▶ **What is being asked**
Your task is to tally the lines of the listing containing the word "Dylan" and report the figure alone.

▶ **Data shown**
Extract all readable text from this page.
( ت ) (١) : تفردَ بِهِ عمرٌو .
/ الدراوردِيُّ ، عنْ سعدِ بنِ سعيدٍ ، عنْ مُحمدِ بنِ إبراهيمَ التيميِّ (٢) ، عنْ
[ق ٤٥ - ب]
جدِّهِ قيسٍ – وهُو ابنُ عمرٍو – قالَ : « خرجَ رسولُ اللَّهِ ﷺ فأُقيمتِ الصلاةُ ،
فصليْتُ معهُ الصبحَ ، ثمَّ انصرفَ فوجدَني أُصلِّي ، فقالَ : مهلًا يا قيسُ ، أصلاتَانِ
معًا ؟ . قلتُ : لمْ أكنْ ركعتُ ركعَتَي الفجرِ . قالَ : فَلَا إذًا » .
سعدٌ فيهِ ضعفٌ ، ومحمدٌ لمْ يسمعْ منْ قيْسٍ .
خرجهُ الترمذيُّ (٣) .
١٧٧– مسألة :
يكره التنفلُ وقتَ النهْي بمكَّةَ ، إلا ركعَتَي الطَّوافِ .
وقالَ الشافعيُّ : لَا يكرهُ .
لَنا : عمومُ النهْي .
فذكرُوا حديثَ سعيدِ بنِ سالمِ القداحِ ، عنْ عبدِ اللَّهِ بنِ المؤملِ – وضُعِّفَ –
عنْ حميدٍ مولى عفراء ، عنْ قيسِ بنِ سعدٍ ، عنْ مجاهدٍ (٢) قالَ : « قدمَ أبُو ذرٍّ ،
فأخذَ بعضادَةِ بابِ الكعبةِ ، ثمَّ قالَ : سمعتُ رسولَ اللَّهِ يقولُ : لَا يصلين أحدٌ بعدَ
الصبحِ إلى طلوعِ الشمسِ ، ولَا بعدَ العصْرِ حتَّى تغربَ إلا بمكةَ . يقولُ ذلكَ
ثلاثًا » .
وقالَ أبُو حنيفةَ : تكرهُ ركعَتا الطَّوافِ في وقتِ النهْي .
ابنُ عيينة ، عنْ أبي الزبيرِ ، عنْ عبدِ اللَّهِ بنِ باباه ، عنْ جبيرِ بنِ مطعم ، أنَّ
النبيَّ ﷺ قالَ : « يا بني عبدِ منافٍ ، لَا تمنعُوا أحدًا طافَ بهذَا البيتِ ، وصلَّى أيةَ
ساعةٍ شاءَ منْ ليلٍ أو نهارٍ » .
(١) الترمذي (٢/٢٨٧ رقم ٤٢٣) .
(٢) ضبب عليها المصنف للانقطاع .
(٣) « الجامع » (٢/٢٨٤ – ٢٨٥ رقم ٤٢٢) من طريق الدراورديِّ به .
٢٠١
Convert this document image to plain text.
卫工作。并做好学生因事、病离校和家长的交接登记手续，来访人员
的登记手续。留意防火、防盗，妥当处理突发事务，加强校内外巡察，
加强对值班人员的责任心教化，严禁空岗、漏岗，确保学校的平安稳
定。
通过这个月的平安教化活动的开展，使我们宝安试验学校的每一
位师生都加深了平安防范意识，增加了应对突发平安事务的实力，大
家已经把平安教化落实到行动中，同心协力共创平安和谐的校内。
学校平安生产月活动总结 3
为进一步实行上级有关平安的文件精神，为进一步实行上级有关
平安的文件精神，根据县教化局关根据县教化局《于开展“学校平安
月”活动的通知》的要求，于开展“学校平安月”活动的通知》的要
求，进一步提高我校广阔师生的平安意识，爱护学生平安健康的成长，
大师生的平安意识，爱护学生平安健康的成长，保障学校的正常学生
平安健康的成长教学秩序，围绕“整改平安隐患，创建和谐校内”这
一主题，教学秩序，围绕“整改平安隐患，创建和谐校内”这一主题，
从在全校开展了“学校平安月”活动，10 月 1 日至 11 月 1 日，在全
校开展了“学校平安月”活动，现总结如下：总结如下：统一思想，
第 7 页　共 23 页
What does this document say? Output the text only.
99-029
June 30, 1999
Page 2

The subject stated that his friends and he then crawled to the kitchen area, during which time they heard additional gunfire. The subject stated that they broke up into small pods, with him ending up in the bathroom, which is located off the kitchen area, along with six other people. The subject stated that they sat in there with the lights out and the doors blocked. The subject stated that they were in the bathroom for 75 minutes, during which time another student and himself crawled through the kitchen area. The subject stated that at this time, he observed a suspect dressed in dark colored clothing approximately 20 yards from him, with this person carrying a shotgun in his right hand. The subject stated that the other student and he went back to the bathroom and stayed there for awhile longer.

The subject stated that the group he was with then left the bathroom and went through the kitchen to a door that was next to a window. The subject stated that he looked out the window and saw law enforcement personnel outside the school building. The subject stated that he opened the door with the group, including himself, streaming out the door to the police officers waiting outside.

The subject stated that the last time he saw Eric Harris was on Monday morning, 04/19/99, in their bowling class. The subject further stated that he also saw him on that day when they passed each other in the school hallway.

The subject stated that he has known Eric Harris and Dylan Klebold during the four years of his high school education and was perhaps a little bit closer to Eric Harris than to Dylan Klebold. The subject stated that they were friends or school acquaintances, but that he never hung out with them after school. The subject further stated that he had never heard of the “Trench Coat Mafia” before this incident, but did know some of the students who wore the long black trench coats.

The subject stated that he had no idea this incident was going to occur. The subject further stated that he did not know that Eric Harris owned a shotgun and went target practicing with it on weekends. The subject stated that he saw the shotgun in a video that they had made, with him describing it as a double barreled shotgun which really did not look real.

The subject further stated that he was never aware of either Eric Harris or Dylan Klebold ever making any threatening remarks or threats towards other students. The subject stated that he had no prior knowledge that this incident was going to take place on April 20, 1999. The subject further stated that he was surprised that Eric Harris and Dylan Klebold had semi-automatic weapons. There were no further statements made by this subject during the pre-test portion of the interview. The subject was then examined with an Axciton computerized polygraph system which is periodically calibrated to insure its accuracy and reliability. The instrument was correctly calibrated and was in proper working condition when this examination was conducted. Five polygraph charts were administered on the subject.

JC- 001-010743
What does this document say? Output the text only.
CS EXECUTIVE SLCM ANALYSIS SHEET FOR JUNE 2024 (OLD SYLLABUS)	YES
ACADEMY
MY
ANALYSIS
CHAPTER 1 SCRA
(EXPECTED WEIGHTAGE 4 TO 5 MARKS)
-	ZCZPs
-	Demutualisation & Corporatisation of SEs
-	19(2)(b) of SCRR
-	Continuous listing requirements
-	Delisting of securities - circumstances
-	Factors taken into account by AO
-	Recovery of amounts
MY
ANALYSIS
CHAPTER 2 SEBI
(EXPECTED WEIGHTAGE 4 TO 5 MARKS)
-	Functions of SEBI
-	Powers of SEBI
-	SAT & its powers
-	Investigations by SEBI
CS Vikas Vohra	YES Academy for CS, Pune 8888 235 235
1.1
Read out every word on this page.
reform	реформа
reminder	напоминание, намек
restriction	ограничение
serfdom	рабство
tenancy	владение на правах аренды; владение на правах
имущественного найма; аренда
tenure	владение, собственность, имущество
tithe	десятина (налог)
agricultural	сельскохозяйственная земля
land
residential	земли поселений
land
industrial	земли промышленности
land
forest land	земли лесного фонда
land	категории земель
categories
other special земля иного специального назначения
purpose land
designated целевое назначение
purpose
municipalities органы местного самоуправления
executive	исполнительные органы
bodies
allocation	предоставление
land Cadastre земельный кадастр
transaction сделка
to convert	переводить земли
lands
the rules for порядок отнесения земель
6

▶ **Written answer**
2